↓↓↓
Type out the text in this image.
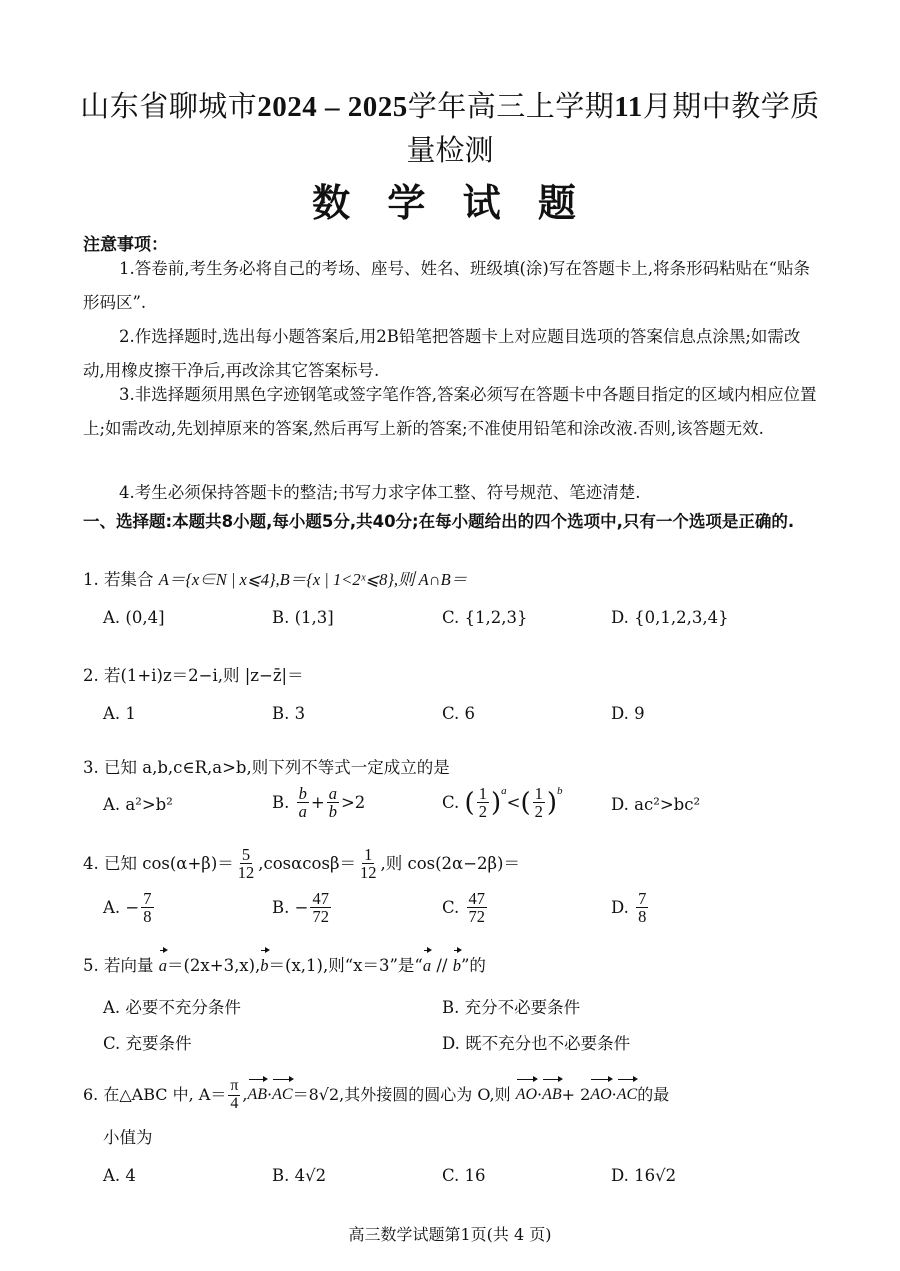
山东省聊城市2024 – 2025学年高三上学期11月期中教学质
量检测
数 学 试 题
注意事项：
1.答卷前,考生务必将自己的考场、座号、姓名、班级填(涂)写在答题卡上,将条形码粘贴在“贴条形码区”.
2.作选择题时,选出每小题答案后,用2B铅笔把答题卡上对应题目选项的答案信息点涂黑;如需改动,用橡皮擦干净后,再改涂其它答案标号.
3.非选择题须用黑色字迹钢笔或签字笔作答,答案必须写在答题卡中各题目指定的区域内相应位置上;如需改动,先划掉原来的答案,然后再写上新的答案;不准使用铅笔和涂改液.否则,该答题无效.
4.考生必须保持答题卡的整洁;书写力求字体工整、符号规范、笔迹清楚.
一、选择题:本题共8小题,每小题5分,共40分;在每小题给出的四个选项中,只有一个选项是正确的.
1. 若集合 A＝{x∈N | x⩽4},B＝{x | 1<2ˣ⩽8},则 A∩B＝
A. (0,4]	B. (1,3]	C. {1,2,3}	D. {0,1,2,3,4}
2. 若(1+i)z＝2−i,则 |z−z̄|＝
A. 1	B. 3	C. 6	D. 9
3. 已知 a,b,c∈R,a>b,则下列不等式一定成立的是
A. a²>b²	B.
$\frac{b}{a} + \frac{a}{b} >2$	C.
( $\frac{1}{2} )^a$
< ( $\frac{1}{2} )^b$
D. ac²>bc²
4. 已知 $\cos(\alpha+\beta)= \frac{5}{12} ,\cos\alpha\cos\beta= \frac{1}{12}$ ,则 cos(2α−2β)＝
A.
− $\frac{7}{8}$	B.
− $\frac{47}{72}$	C.
$\frac{47}{72}$	D.
$\frac{7}{8}$
5. 若向量 a＝(2x+3,x),b＝(x,1),则“x＝3”是“a // b”的
A. 必要不充分条件	B. 充分不必要条件
C. 充要条件	D. 既不充分也不必要条件
6. 在△ABC 中, $A= \frac{\pi}{4}$ , AB · AC ＝8√2 ,其外接圆的圆心为 O,则
AO · AB + 2 AO · AC 的最
小值为
A. 4	B. 4√2	C. 16	D. 16√2
高三数学试题第1页(共 4 页)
↑↑↑
*YOUR INSTRUCTIONS*: Exclude the pictures. Write out the remaining data exactly.

*RESULT*:
Type out the text in this image.
山东省聊城市2024 – 2025学年高三上学期11月期中教学质
量检测
数 学 试 题
注意事项：
1.答卷前,考生务必将自己的考场、座号、姓名、班级填(涂)写在答题卡上,将条形码粘贴在“贴条形码区”.
2.作选择题时,选出每小题答案后,用2B铅笔把答题卡上对应题目选项的答案信息点涂黑;如需改动,用橡皮擦干净后,再改涂其它答案标号.
3.非选择题须用黑色字迹钢笔或签字笔作答,答案必须写在答题卡中各题目指定的区域内相应位置上;如需改动,先划掉原来的答案,然后再写上新的答案;不准使用铅笔和涂改液.否则,该答题无效.
4.考生必须保持答题卡的整洁;书写力求字体工整、符号规范、笔迹清楚.
一、选择题:本题共8小题,每小题5分,共40分;在每小题给出的四个选项中,只有一个选项是正确的.
1. 若集合 A＝{x∈N | x⩽4},B＝{x | 1<2ˣ⩽8},则 A∩B＝
A. (0,4]	B. (1,3]	C. {1,2,3}	D. {0,1,2,3,4}
2. 若(1+i)z＝2−i,则 |z−z̄|＝
A. 1	B. 3	C. 6	D. 9
3. 已知 a,b,c∈R,a>b,则下列不等式一定成立的是
A. a²>b²	B.
$\frac{b}{a} + \frac{a}{b} >2$	C.
( $\frac{1}{2} )^a$
< ( $\frac{1}{2} )^b$
D. ac²>bc²
4. 已知 $\cos(\alpha+\beta)= \frac{5}{12} ,\cos\alpha\cos\beta= \frac{1}{12}$ ,则 cos(2α−2β)＝
A.
− $\frac{7}{8}$	B.
− $\frac{47}{72}$	C.
$\frac{47}{72}$	D.
$\frac{7}{8}$
5. 若向量 a＝(2x+3,x),b＝(x,1),则“x＝3”是“a // b”的
A. 必要不充分条件	B. 充分不必要条件
C. 充要条件	D. 既不充分也不必要条件
6. 在△ABC 中, $A= \frac{\pi}{4}$ , AB · AC ＝8√2 ,其外接圆的圆心为 O,则
AO · AB + 2 AO · AC 的最
小值为
A. 4	B. 4√2	C. 16	D. 16√2
高三数学试题第1页(共 4 页)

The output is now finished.